SET PROBLEM:
Where does the string "caption" appear in the records? Copy every line that contains it.

INFORMATION PROVIDED:
┌────────
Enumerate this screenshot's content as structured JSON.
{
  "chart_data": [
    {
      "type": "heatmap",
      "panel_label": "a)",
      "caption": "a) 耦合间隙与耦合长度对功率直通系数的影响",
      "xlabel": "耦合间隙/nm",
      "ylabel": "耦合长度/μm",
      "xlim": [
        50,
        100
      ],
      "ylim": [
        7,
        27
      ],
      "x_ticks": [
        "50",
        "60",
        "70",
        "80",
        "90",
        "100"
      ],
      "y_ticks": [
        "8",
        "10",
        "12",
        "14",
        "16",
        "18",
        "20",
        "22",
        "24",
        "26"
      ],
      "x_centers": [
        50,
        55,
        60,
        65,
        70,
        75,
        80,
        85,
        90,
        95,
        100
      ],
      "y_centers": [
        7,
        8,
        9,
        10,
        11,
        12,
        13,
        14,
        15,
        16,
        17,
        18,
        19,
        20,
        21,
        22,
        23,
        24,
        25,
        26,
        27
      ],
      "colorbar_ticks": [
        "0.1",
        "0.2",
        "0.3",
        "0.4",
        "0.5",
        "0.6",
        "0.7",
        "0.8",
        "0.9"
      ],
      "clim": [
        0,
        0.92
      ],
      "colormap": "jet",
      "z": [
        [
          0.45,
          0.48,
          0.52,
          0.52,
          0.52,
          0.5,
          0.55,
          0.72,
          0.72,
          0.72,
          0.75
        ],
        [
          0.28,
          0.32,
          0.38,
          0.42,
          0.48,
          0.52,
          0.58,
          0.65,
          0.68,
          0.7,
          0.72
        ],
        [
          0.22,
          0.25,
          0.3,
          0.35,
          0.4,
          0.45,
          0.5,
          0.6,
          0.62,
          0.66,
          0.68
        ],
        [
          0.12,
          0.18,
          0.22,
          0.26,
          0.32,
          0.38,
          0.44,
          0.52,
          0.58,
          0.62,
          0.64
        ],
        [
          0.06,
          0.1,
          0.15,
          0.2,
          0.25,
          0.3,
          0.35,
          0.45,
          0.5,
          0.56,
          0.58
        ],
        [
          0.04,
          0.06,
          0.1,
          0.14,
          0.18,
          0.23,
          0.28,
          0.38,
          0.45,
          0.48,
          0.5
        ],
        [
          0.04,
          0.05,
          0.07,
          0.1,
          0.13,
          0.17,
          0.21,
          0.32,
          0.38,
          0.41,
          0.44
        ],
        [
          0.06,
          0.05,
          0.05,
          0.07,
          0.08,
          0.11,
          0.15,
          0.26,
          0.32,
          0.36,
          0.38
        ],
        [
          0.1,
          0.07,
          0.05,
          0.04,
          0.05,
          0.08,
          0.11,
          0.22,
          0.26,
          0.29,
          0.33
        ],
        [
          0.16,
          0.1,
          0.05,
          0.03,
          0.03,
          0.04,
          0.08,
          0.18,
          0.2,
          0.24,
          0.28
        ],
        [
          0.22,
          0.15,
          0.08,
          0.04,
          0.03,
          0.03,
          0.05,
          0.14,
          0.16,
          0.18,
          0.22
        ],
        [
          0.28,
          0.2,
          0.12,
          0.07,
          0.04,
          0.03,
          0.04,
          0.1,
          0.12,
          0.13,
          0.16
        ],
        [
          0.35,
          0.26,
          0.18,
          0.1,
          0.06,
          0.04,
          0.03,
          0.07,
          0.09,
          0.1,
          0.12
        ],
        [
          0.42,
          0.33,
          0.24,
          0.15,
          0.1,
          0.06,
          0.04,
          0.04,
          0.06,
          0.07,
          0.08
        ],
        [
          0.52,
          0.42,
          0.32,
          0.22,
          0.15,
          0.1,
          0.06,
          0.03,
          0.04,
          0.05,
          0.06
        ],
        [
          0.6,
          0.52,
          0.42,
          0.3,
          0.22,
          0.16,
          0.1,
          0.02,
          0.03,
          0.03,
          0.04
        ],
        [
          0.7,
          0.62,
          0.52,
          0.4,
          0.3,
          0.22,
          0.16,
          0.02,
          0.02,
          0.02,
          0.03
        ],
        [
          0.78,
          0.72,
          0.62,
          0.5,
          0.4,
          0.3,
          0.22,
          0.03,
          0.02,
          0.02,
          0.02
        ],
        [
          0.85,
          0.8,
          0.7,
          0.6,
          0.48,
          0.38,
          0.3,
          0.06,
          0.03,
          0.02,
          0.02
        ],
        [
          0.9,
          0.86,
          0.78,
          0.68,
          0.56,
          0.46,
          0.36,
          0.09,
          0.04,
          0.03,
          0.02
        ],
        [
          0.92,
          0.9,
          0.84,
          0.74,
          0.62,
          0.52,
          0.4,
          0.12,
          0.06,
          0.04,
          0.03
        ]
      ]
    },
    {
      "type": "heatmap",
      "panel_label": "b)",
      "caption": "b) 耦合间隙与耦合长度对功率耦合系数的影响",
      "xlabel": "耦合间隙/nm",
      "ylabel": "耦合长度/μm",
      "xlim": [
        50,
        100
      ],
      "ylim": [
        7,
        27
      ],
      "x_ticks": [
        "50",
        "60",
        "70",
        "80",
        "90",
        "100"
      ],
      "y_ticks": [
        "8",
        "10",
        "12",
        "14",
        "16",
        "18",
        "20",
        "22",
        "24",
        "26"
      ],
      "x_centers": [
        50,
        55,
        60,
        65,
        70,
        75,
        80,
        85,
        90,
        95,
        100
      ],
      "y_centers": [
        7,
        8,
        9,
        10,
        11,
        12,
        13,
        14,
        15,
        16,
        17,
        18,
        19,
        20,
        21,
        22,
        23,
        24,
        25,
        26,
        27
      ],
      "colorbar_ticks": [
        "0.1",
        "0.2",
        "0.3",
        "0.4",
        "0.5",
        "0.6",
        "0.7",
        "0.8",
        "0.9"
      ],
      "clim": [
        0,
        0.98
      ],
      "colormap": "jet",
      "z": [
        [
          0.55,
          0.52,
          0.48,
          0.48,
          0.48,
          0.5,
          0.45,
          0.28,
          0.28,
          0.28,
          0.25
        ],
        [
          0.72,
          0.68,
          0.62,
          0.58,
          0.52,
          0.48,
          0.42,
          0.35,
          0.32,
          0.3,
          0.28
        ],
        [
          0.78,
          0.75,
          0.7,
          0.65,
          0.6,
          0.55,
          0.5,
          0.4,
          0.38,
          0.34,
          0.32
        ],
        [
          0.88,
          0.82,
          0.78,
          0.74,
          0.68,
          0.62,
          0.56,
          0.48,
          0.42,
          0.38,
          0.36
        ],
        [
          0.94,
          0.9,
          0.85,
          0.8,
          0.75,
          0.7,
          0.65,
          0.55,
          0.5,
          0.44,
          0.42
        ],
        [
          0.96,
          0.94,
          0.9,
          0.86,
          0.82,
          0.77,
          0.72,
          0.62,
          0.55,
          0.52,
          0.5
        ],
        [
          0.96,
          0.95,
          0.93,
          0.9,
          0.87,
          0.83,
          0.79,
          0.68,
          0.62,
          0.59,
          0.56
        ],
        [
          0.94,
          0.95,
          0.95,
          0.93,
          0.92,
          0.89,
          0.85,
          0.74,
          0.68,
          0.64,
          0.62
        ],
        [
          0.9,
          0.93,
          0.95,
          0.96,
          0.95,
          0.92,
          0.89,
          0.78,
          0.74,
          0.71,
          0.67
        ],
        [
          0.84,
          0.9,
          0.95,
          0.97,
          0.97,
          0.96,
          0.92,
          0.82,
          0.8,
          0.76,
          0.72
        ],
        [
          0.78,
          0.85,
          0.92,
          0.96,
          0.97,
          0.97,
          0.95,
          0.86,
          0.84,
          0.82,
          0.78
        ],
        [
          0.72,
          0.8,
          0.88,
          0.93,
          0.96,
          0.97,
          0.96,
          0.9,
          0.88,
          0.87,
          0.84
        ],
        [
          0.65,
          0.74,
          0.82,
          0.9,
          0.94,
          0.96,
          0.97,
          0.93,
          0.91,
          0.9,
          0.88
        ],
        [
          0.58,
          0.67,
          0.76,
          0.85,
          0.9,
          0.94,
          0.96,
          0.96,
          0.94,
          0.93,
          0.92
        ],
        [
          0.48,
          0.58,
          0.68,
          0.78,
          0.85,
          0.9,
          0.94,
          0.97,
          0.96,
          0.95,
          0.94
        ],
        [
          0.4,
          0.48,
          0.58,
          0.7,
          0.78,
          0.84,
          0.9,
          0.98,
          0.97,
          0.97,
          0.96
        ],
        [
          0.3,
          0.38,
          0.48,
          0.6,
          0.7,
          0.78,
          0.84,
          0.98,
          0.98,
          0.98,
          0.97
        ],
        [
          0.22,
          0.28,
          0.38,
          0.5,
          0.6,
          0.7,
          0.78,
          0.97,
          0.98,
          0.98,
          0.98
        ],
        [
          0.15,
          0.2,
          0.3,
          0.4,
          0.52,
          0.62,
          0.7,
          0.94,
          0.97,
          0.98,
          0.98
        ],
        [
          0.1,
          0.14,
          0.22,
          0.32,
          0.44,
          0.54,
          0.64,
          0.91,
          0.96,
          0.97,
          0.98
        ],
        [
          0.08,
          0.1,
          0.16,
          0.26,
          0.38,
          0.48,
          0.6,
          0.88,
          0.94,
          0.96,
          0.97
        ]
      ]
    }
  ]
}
└────────
SOLUTION:
      "caption": "a) 耦合间隙与耦合长度对功率直通系数的影响",
      "caption": "b) 耦合间隙与耦合长度对功率耦合系数的影响",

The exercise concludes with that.